--- start of Stored records ---

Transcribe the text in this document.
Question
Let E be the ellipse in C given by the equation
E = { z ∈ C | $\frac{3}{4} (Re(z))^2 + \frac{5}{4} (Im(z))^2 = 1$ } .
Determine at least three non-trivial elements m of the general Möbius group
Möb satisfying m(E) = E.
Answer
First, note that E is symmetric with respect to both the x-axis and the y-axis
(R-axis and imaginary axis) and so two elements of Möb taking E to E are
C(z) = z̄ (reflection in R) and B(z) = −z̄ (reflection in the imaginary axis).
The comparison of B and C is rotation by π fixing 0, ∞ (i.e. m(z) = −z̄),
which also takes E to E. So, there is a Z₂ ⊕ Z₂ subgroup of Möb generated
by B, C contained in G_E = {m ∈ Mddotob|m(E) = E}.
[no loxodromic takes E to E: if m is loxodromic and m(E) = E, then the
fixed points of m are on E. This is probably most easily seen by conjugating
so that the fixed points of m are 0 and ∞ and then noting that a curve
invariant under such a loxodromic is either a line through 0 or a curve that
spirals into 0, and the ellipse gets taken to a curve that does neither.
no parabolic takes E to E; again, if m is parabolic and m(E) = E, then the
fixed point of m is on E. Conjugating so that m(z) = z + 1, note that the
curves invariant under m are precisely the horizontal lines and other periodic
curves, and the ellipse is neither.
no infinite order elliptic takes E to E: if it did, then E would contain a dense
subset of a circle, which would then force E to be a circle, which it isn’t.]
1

--- end of Stored records ---

» **Objective**
All of the data above should be transcribed exactly.

» **Solution to this exercise**
Transcribe the text in this document.
Question
Let E be the ellipse in C given by the equation
E = { z ∈ C | $\frac{3}{4} (Re(z))^2 + \frac{5}{4} (Im(z))^2 = 1$ } .
Determine at least three non-trivial elements m of the general Möbius group
Möb satisfying m(E) = E.
Answer
First, note that E is symmetric with respect to both the x-axis and the y-axis
(R-axis and imaginary axis) and so two elements of Möb taking E to E are
C(z) = z̄ (reflection in R) and B(z) = −z̄ (reflection in the imaginary axis).
The comparison of B and C is rotation by π fixing 0, ∞ (i.e. m(z) = −z̄),
which also takes E to E. So, there is a Z₂ ⊕ Z₂ subgroup of Möb generated
by B, C contained in G_E = {m ∈ Mddotob|m(E) = E}.
[no loxodromic takes E to E: if m is loxodromic and m(E) = E, then the
fixed points of m are on E. This is probably most easily seen by conjugating
so that the fixed points of m are 0 and ∞ and then noting that a curve
invariant under such a loxodromic is either a line through 0 or a curve that
spirals into 0, and the ellipse gets taken to a curve that does neither.
no parabolic takes E to E; again, if m is parabolic and m(E) = E, then the
fixed point of m is on E. Conjugating so that m(z) = z + 1, note that the
curves invariant under m are precisely the horizontal lines and other periodic
curves, and the ellipse is neither.
no infinite order elliptic takes E to E: if it did, then E would contain a dense
subset of a circle, which would then force E to be a circle, which it isn’t.]
1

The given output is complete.